Find and return each line containing "horizontal".

(Records about charts and figures)
_____

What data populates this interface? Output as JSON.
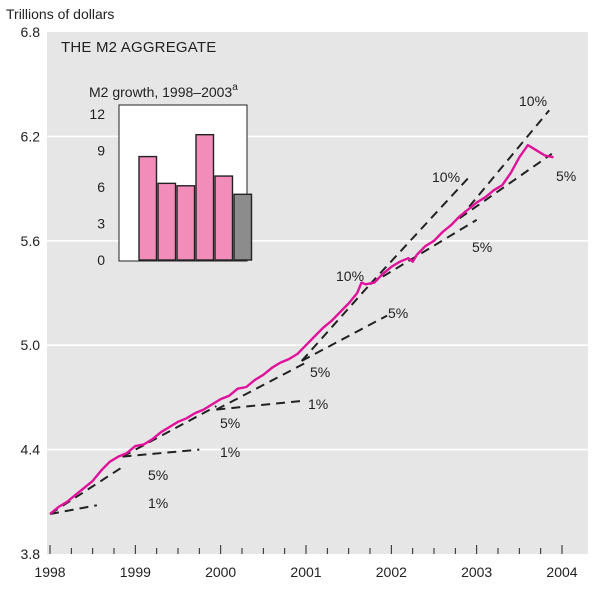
{
  "chart_data": {
    "type": "line",
    "unit_label": "Trillions of dollars",
    "title": "THE M2 AGGREGATE",
    "ylim": [
      3.8,
      6.8
    ],
    "yticks": [
      3.8,
      4.4,
      5.0,
      5.6,
      6.2,
      6.8
    ],
    "ytick_labels": [
      "3.8",
      "4.4",
      "5.0",
      "5.6",
      "6.2",
      "6.8"
    ],
    "xlim": [
      1998,
      2004
    ],
    "xticks": [
      1998,
      1999,
      2000,
      2001,
      2002,
      2003,
      2004
    ],
    "xtick_labels": [
      "1998",
      "1999",
      "2000",
      "2001",
      "2002",
      "2003",
      "2004"
    ],
    "grid": "horizontal",
    "colors": {
      "panel": "#e6e6e6",
      "series": "#e0119a",
      "trend": "#222222",
      "bar_pink": "#f28cb8",
      "bar_gray": "#8c8c8c"
    },
    "series": [
      {
        "x": [
          1998.0,
          1998.1,
          1998.2,
          1998.3,
          1998.4,
          1998.5,
          1998.6,
          1998.7,
          1998.8,
          1998.9,
          1999.0,
          1999.1,
          1999.2,
          1999.3,
          1999.4,
          1999.5,
          1999.6,
          1999.7,
          1999.8,
          1999.9,
          2000.0,
          2000.1,
          2000.2,
          2000.3,
          2000.4,
          2000.5,
          2000.6,
          2000.7,
          2000.8,
          2000.9,
          2001.0,
          2001.1,
          2001.2,
          2001.3,
          2001.4,
          2001.5,
          2001.6,
          2001.65,
          2001.7,
          2001.8,
          2001.9,
          2002.0,
          2002.1,
          2002.2,
          2002.25,
          2002.3,
          2002.4,
          2002.5,
          2002.6,
          2002.7,
          2002.8,
          2002.9,
          2003.0,
          2003.1,
          2003.2,
          2003.3,
          2003.4,
          2003.5,
          2003.6,
          2003.7,
          2003.8,
          2003.9
        ],
        "y": [
          4.03,
          4.07,
          4.1,
          4.14,
          4.18,
          4.22,
          4.28,
          4.33,
          4.36,
          4.38,
          4.42,
          4.43,
          4.46,
          4.5,
          4.53,
          4.56,
          4.58,
          4.61,
          4.63,
          4.66,
          4.69,
          4.71,
          4.75,
          4.76,
          4.8,
          4.83,
          4.87,
          4.9,
          4.92,
          4.95,
          5.0,
          5.05,
          5.1,
          5.14,
          5.19,
          5.24,
          5.3,
          5.36,
          5.35,
          5.36,
          5.41,
          5.45,
          5.48,
          5.5,
          5.48,
          5.52,
          5.57,
          5.6,
          5.65,
          5.69,
          5.74,
          5.78,
          5.82,
          5.85,
          5.89,
          5.92,
          5.99,
          6.08,
          6.15,
          6.12,
          6.09,
          6.08
        ]
      }
    ],
    "trend_lines": [
      {
        "x": [
          1998.0,
          1998.55
        ],
        "y": [
          4.03,
          4.08
        ],
        "label": "1%"
      },
      {
        "x": [
          1998.0,
          1998.85
        ],
        "y": [
          4.03,
          4.3
        ],
        "label": "5%"
      },
      {
        "x": [
          1998.85,
          1999.75
        ],
        "y": [
          4.36,
          4.4
        ],
        "label": "1%"
      },
      {
        "x": [
          1998.85,
          1999.95
        ],
        "y": [
          4.36,
          4.65
        ],
        "label": "5%"
      },
      {
        "x": [
          1999.95,
          2000.95
        ],
        "y": [
          4.63,
          4.68
        ],
        "label": "1%"
      },
      {
        "x": [
          1999.95,
          2001.0
        ],
        "y": [
          4.63,
          4.9
        ],
        "label": "5%"
      },
      {
        "x": [
          2000.95,
          2001.95
        ],
        "y": [
          4.91,
          5.17
        ],
        "label": "5%"
      },
      {
        "x": [
          2000.95,
          2001.75
        ],
        "y": [
          4.91,
          5.35
        ],
        "label": "10%"
      },
      {
        "x": [
          2001.75,
          2003.0
        ],
        "y": [
          5.35,
          5.72
        ],
        "label": "5%"
      },
      {
        "x": [
          2001.75,
          2002.9
        ],
        "y": [
          5.35,
          5.96
        ],
        "label": "10%"
      },
      {
        "x": [
          2002.8,
          2003.88
        ],
        "y": [
          5.73,
          6.1
        ],
        "label": "5%"
      },
      {
        "x": [
          2002.8,
          2003.85
        ],
        "y": [
          5.73,
          6.35
        ],
        "label": "10%"
      }
    ],
    "trend_label_text": [
      "1%",
      "5%",
      "1%",
      "5%",
      "1%",
      "5%",
      "5%",
      "10%",
      "10%",
      "5%",
      "10%",
      "5%"
    ],
    "inset": {
      "type": "bar",
      "title": "M2 growth, 1998–2003",
      "title_superscript": "a",
      "ylim": [
        0,
        12
      ],
      "yticks": [
        0,
        3,
        6,
        9,
        12
      ],
      "ytick_labels": [
        "0",
        "3",
        "6",
        "9",
        "12"
      ],
      "values": [
        8.5,
        6.3,
        6.1,
        10.3,
        6.9,
        5.4
      ],
      "bar_colors": [
        "pink",
        "pink",
        "pink",
        "pink",
        "pink",
        "gray"
      ]
    }
  }
}
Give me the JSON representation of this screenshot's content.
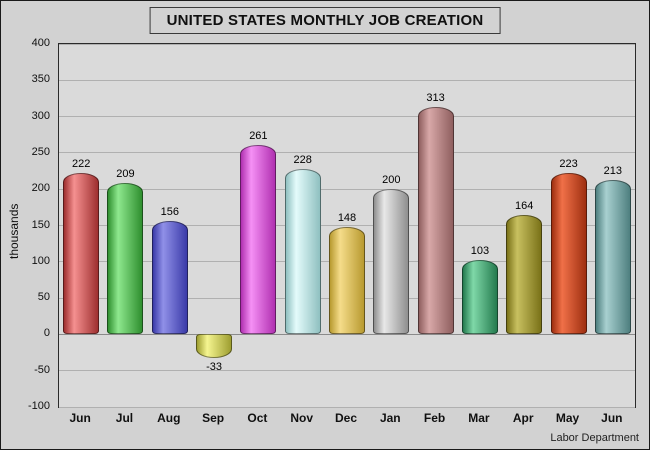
{
  "chart_data": {
    "type": "bar",
    "title": "UNITED STATES MONTHLY JOB CREATION",
    "ylabel": "thousands",
    "xlabel": "",
    "source": "Labor Department",
    "categories": [
      "Jun",
      "Jul",
      "Aug",
      "Sep",
      "Oct",
      "Nov",
      "Dec",
      "Jan",
      "Feb",
      "Mar",
      "Apr",
      "May",
      "Jun"
    ],
    "values": [
      222,
      209,
      156,
      -33,
      261,
      228,
      148,
      200,
      313,
      103,
      164,
      223,
      213
    ],
    "ylim": [
      -100,
      400
    ],
    "ytick_step": 50,
    "yticks": [
      400,
      350,
      300,
      250,
      200,
      150,
      100,
      50,
      0,
      -50,
      -100
    ],
    "grid": true,
    "legend": false,
    "bar_colors": [
      {
        "light": "#f59090",
        "dark": "#9e2f2f"
      },
      {
        "light": "#8ee88e",
        "dark": "#2f8f2f"
      },
      {
        "light": "#9090e8",
        "dark": "#3a3aa8"
      },
      {
        "light": "#f5f590",
        "dark": "#9e9e30"
      },
      {
        "light": "#f590f5",
        "dark": "#b030b0"
      },
      {
        "light": "#e4fbfb",
        "dark": "#8fc0c0"
      },
      {
        "light": "#f5dc8a",
        "dark": "#b89a30"
      },
      {
        "light": "#e8e8e8",
        "dark": "#8f8f8f"
      },
      {
        "light": "#d8a8a8",
        "dark": "#8f5f5f"
      },
      {
        "light": "#7fd8a8",
        "dark": "#247a4e"
      },
      {
        "light": "#c8c060",
        "dark": "#7a7218"
      },
      {
        "light": "#f07048",
        "dark": "#9e2f10"
      },
      {
        "light": "#a8d0d0",
        "dark": "#4e7f7f"
      }
    ]
  }
}
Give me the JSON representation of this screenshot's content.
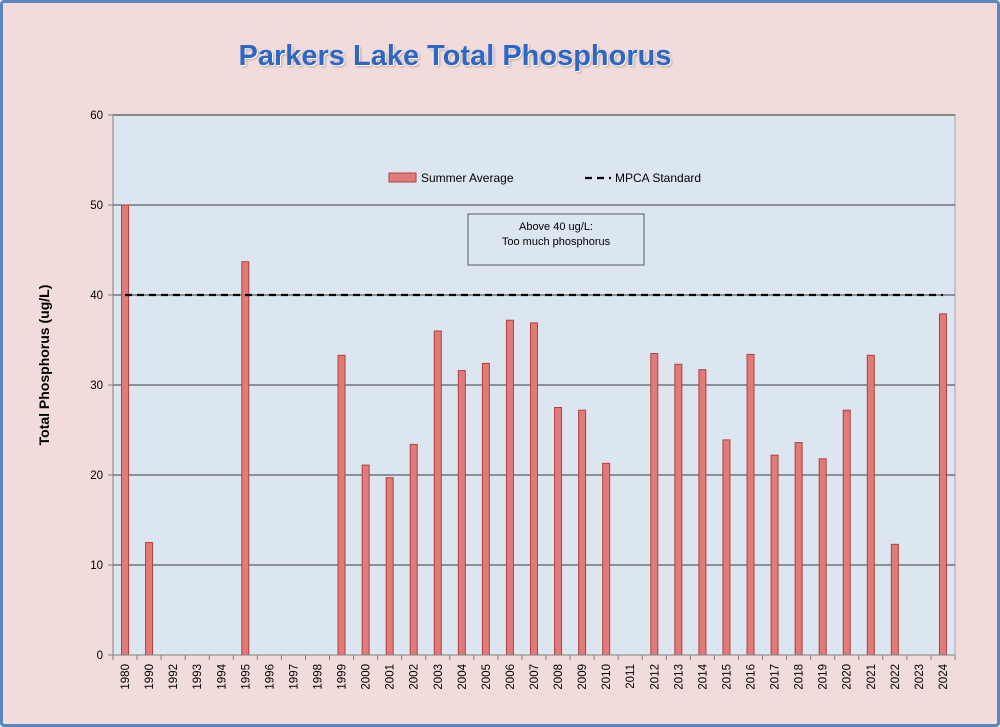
{
  "chart_data": {
    "type": "bar",
    "title": "Parkers Lake Total Phosphorus",
    "ylabel": "Total Phosphorus (ug/L)",
    "xlabel": "",
    "ylim": [
      0,
      60
    ],
    "yticks": [
      0,
      10,
      20,
      30,
      40,
      50,
      60
    ],
    "grid": true,
    "legend_position": "top",
    "categories": [
      "1980",
      "1990",
      "1992",
      "1993",
      "1994",
      "1995",
      "1996",
      "1997",
      "1998",
      "1999",
      "2000",
      "2001",
      "2002",
      "2003",
      "2004",
      "2005",
      "2006",
      "2007",
      "2008",
      "2009",
      "2010",
      "2011",
      "2012",
      "2013",
      "2014",
      "2015",
      "2016",
      "2017",
      "2018",
      "2019",
      "2020",
      "2021",
      "2022",
      "2023",
      "2024"
    ],
    "series": [
      {
        "name": "Summer Average",
        "color": "#e07b79",
        "values": [
          50,
          12.5,
          null,
          null,
          null,
          43.7,
          null,
          null,
          null,
          33.3,
          21.1,
          19.7,
          23.4,
          36.0,
          31.6,
          32.4,
          37.2,
          36.9,
          27.5,
          27.2,
          21.3,
          null,
          33.5,
          32.3,
          31.7,
          23.9,
          33.4,
          22.2,
          23.6,
          21.8,
          27.2,
          33.3,
          12.3,
          null,
          37.9
        ]
      }
    ],
    "reference_lines": [
      {
        "name": "MPCA Standard",
        "value": 40,
        "style": "dashed",
        "color": "#000000"
      }
    ],
    "annotations": [
      {
        "text_lines": [
          "Above 40 ug/L:",
          "Too much phosphorus"
        ]
      }
    ]
  },
  "colors": {
    "frame_background": "#f2dcdb",
    "plot_background": "#dce6f1",
    "frame_border": "#5b86c0",
    "title": "#2f66c4",
    "bar_fill": "#e07b79",
    "bar_stroke": "#b0413e"
  }
}
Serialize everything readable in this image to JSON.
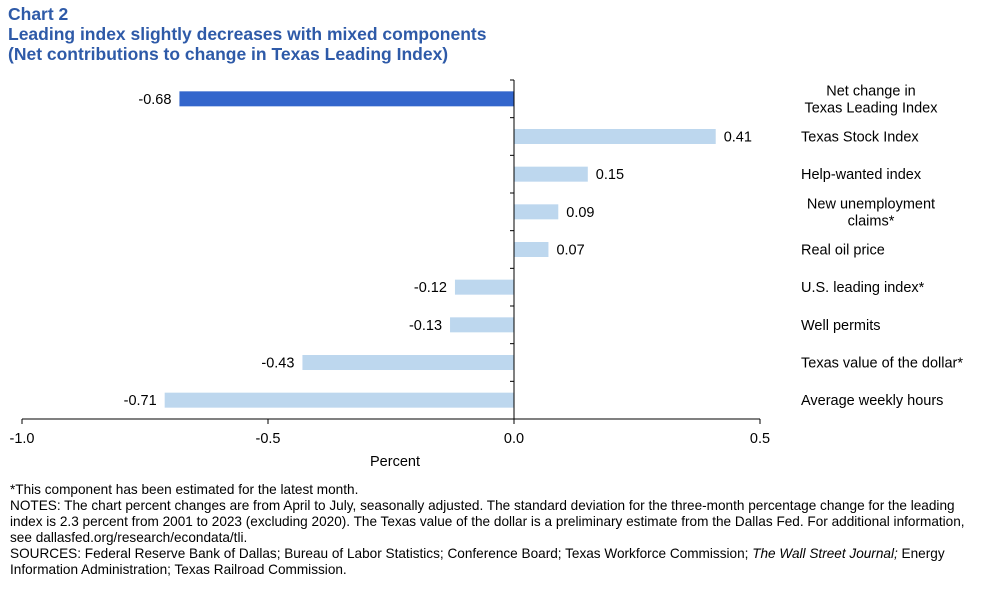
{
  "header": {
    "chart_number": "Chart 2",
    "title": "Leading index slightly decreases with mixed components",
    "subtitle": "(Net contributions to change in Texas Leading Index)"
  },
  "chart_data": {
    "type": "bar",
    "orientation": "horizontal",
    "title": "Leading index slightly decreases with mixed components",
    "subtitle": "(Net contributions to change in Texas Leading Index)",
    "xlabel": "Percent",
    "ylabel": "",
    "xlim": [
      -1.0,
      0.5
    ],
    "xticks": [
      -1.0,
      -0.5,
      0.0,
      0.5
    ],
    "xtick_labels": [
      "-1.0",
      "-0.5",
      "0.0",
      "0.5"
    ],
    "grid": false,
    "categories": [
      [
        "Net change in",
        "Texas Leading Index"
      ],
      [
        "Texas Stock Index"
      ],
      [
        "Help-wanted index"
      ],
      [
        "New unemployment",
        "claims*"
      ],
      [
        "Real oil price"
      ],
      [
        "U.S. leading index*"
      ],
      [
        "Well permits"
      ],
      [
        "Texas value of the dollar*"
      ],
      [
        "Average weekly hours"
      ]
    ],
    "values": [
      -0.68,
      0.41,
      0.15,
      0.09,
      0.07,
      -0.12,
      -0.13,
      -0.43,
      -0.71
    ],
    "value_labels": [
      "-0.68",
      "0.41",
      "0.15",
      "0.09",
      "0.07",
      "-0.12",
      "-0.13",
      "-0.43",
      "-0.71"
    ],
    "colors": [
      "#3366CC",
      "#BDD7EE",
      "#BDD7EE",
      "#BDD7EE",
      "#BDD7EE",
      "#BDD7EE",
      "#BDD7EE",
      "#BDD7EE",
      "#BDD7EE"
    ]
  },
  "notes": {
    "estimate_note": "*This component has been estimated for the latest month.",
    "notes_text": "NOTES: The chart percent changes are from April to July, seasonally adjusted. The standard deviation for the three-month percentage change for the leading index is 2.3 percent from 2001 to 2023 (excluding 2020). The Texas value of the dollar is a preliminary estimate from the Dallas Fed. For additional information, see dallasfed.org/research/econdata/tli.",
    "sources_prefix": "SOURCES: Federal Reserve Bank of Dallas; Bureau of Labor Statistics; Conference Board; Texas Workforce Commission; ",
    "sources_italic": "The Wall Street Journal;",
    "sources_suffix": " Energy Information Administration; Texas Railroad Commission."
  }
}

_____

### Solution to this task
    "grid": "horizontal",
    "orientation": "horizontal",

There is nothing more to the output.